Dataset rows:

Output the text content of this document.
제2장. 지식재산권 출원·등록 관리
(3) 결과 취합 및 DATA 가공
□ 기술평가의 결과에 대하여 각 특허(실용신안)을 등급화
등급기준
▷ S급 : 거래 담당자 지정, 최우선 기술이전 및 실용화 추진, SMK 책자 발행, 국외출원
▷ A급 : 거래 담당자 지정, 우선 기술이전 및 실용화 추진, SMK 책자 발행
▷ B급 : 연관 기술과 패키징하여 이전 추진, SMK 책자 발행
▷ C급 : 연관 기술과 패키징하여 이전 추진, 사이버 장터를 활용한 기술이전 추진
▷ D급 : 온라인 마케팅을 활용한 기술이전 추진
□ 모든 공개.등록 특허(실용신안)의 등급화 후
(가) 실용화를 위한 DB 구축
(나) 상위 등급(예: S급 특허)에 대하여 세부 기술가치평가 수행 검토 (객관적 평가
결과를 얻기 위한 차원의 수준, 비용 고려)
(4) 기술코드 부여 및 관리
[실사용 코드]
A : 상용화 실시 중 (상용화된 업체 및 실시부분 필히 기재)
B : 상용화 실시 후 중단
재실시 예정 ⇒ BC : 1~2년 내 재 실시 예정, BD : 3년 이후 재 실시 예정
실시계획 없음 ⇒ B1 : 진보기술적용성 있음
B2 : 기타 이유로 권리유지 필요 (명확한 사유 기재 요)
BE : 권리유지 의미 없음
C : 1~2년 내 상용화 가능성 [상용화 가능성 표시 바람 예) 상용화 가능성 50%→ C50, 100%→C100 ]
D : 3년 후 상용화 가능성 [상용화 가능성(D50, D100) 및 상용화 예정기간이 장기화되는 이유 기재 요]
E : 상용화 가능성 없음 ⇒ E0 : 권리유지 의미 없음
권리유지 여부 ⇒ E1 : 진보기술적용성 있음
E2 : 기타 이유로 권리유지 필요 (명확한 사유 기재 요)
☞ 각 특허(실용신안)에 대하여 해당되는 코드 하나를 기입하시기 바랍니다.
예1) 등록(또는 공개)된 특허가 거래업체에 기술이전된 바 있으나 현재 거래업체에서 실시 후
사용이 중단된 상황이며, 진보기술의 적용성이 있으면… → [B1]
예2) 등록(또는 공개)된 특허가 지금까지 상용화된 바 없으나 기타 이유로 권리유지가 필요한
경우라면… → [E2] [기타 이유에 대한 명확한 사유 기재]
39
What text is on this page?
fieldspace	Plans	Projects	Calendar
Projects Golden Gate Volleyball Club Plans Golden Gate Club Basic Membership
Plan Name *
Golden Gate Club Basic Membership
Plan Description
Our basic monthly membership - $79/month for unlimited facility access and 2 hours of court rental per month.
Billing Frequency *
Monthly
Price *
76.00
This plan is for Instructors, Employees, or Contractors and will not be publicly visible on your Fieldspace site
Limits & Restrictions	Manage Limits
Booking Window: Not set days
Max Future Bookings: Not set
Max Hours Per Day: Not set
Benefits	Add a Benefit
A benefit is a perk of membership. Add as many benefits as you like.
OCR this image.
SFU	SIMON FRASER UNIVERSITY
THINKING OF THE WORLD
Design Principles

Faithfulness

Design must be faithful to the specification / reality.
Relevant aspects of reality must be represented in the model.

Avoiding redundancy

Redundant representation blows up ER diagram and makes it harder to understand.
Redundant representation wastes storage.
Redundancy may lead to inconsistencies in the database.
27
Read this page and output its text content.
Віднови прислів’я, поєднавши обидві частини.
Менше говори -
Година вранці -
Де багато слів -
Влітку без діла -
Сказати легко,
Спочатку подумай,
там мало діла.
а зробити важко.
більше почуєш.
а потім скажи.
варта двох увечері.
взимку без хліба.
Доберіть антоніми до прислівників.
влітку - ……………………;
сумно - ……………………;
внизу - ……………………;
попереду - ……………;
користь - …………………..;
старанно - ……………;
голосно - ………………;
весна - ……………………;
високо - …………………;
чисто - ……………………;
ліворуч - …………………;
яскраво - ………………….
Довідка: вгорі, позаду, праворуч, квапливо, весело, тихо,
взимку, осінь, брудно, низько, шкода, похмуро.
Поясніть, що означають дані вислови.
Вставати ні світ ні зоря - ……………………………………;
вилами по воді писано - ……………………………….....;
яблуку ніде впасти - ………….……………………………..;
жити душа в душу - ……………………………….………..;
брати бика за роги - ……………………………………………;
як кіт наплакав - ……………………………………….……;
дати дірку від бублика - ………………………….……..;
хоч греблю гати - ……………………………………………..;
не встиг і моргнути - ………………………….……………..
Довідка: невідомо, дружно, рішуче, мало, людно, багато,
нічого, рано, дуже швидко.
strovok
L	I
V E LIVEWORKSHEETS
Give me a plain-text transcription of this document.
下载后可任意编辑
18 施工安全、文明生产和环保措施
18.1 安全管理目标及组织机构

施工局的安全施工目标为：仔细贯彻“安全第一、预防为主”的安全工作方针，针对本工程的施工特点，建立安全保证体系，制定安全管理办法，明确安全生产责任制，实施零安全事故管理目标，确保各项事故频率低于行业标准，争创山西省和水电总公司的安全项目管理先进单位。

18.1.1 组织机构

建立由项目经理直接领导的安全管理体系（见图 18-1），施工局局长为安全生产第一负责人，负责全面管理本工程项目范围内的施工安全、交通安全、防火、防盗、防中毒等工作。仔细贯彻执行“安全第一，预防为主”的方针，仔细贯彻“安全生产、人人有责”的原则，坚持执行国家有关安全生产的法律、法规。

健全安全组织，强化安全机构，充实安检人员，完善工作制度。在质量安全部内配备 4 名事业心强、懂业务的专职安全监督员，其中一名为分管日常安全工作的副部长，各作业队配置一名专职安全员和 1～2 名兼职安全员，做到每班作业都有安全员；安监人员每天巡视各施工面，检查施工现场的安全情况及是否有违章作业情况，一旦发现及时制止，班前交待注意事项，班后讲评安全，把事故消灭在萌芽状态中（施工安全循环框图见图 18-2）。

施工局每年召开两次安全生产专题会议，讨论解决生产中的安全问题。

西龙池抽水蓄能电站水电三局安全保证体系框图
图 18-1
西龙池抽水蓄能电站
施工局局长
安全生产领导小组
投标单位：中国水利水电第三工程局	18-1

**WHAT IS ASKED:**
Output the entries exactly.

**EXERCISE RESPONSE:**
Output the text content of this document.
제2장. 지식재산권 출원·등록 관리
(3) 결과 취합 및 DATA 가공
□ 기술평가의 결과에 대하여 각 특허(실용신안)을 등급화
등급기준
▷ S급 : 거래 담당자 지정, 최우선 기술이전 및 실용화 추진, SMK 책자 발행, 국외출원
▷ A급 : 거래 담당자 지정, 우선 기술이전 및 실용화 추진, SMK 책자 발행
▷ B급 : 연관 기술과 패키징하여 이전 추진, SMK 책자 발행
▷ C급 : 연관 기술과 패키징하여 이전 추진, 사이버 장터를 활용한 기술이전 추진
▷ D급 : 온라인 마케팅을 활용한 기술이전 추진
□ 모든 공개.등록 특허(실용신안)의 등급화 후
(가) 실용화를 위한 DB 구축
(나) 상위 등급(예: S급 특허)에 대하여 세부 기술가치평가 수행 검토 (객관적 평가
결과를 얻기 위한 차원의 수준, 비용 고려)
(4) 기술코드 부여 및 관리
[실사용 코드]
A : 상용화 실시 중 (상용화된 업체 및 실시부분 필히 기재)
B : 상용화 실시 후 중단
재실시 예정 ⇒ BC : 1~2년 내 재 실시 예정, BD : 3년 이후 재 실시 예정
실시계획 없음 ⇒ B1 : 진보기술적용성 있음
B2 : 기타 이유로 권리유지 필요 (명확한 사유 기재 요)
BE : 권리유지 의미 없음
C : 1~2년 내 상용화 가능성 [상용화 가능성 표시 바람 예) 상용화 가능성 50%→ C50, 100%→C100 ]
D : 3년 후 상용화 가능성 [상용화 가능성(D50, D100) 및 상용화 예정기간이 장기화되는 이유 기재 요]
E : 상용화 가능성 없음 ⇒ E0 : 권리유지 의미 없음
권리유지 여부 ⇒ E1 : 진보기술적용성 있음
E2 : 기타 이유로 권리유지 필요 (명확한 사유 기재 요)
☞ 각 특허(실용신안)에 대하여 해당되는 코드 하나를 기입하시기 바랍니다.
예1) 등록(또는 공개)된 특허가 거래업체에 기술이전된 바 있으나 현재 거래업체에서 실시 후
사용이 중단된 상황이며, 진보기술의 적용성이 있으면… → [B1]
예2) 등록(또는 공개)된 특허가 지금까지 상용화된 바 없으나 기타 이유로 권리유지가 필요한
경우라면… → [E2] [기타 이유에 대한 명확한 사유 기재]
39
What text is on this page?
fieldspace	Plans	Projects	Calendar
Projects Golden Gate Volleyball Club Plans Golden Gate Club Basic Membership
Plan Name *
Golden Gate Club Basic Membership
Plan Description
Our basic monthly membership - $79/month for unlimited facility access and 2 hours of court rental per month.
Billing Frequency *
Monthly
Price *
76.00
This plan is for Instructors, Employees, or Contractors and will not be publicly visible on your Fieldspace site
Limits & Restrictions	Manage Limits
Booking Window: Not set days
Max Future Bookings: Not set
Max Hours Per Day: Not set
Benefits	Add a Benefit
A benefit is a perk of membership. Add as many benefits as you like.
OCR this image.
SFU	SIMON FRASER UNIVERSITY
THINKING OF THE WORLD
Design Principles

Faithfulness

Design must be faithful to the specification / reality.
Relevant aspects of reality must be represented in the model.

Avoiding redundancy

Redundant representation blows up ER diagram and makes it harder to understand.
Redundant representation wastes storage.
Redundancy may lead to inconsistencies in the database.
27
Read this page and output its text content.
Віднови прислів’я, поєднавши обидві частини.
Менше говори -
Година вранці -
Де багато слів -
Влітку без діла -
Сказати легко,
Спочатку подумай,
там мало діла.
а зробити важко.
більше почуєш.
а потім скажи.
варта двох увечері.
взимку без хліба.
Доберіть антоніми до прислівників.
влітку - ……………………;
сумно - ……………………;
внизу - ……………………;
попереду - ……………;
користь - …………………..;
старанно - ……………;
голосно - ………………;
весна - ……………………;
високо - …………………;
чисто - ……………………;
ліворуч - …………………;
яскраво - ………………….
Довідка: вгорі, позаду, праворуч, квапливо, весело, тихо,
взимку, осінь, брудно, низько, шкода, похмуро.
Поясніть, що означають дані вислови.
Вставати ні світ ні зоря - ……………………………………;
вилами по воді писано - ……………………………….....;
яблуку ніде впасти - ………….……………………………..;
жити душа в душу - ……………………………….………..;
брати бика за роги - ……………………………………………;
як кіт наплакав - ……………………………………….……;
дати дірку від бублика - ………………………….……..;
хоч греблю гати - ……………………………………………..;
не встиг і моргнути - ………………………….……………..
Довідка: невідомо, дружно, рішуче, мало, людно, багато,
нічого, рано, дуже швидко.
strovok
L	I
V E LIVEWORKSHEETS
Give me a plain-text transcription of this document.
下载后可任意编辑
18 施工安全、文明生产和环保措施
18.1 安全管理目标及组织机构

施工局的安全施工目标为：仔细贯彻“安全第一、预防为主”的安全工作方针，针对本工程的施工特点，建立安全保证体系，制定安全管理办法，明确安全生产责任制，实施零安全事故管理目标，确保各项事故频率低于行业标准，争创山西省和水电总公司的安全项目管理先进单位。

18.1.1 组织机构

建立由项目经理直接领导的安全管理体系（见图 18-1），施工局局长为安全生产第一负责人，负责全面管理本工程项目范围内的施工安全、交通安全、防火、防盗、防中毒等工作。仔细贯彻执行“安全第一，预防为主”的方针，仔细贯彻“安全生产、人人有责”的原则，坚持执行国家有关安全生产的法律、法规。

健全安全组织，强化安全机构，充实安检人员，完善工作制度。在质量安全部内配备 4 名事业心强、懂业务的专职安全监督员，其中一名为分管日常安全工作的副部长，各作业队配置一名专职安全员和 1～2 名兼职安全员，做到每班作业都有安全员；安监人员每天巡视各施工面，检查施工现场的安全情况及是否有违章作业情况，一旦发现及时制止，班前交待注意事项，班后讲评安全，把事故消灭在萌芽状态中（施工安全循环框图见图 18-2）。

施工局每年召开两次安全生产专题会议，讨论解决生产中的安全问题。

西龙池抽水蓄能电站水电三局安全保证体系框图
图 18-1
西龙池抽水蓄能电站
施工局局长
安全生产领导小组
投标单位：中国水利水电第三工程局	18-1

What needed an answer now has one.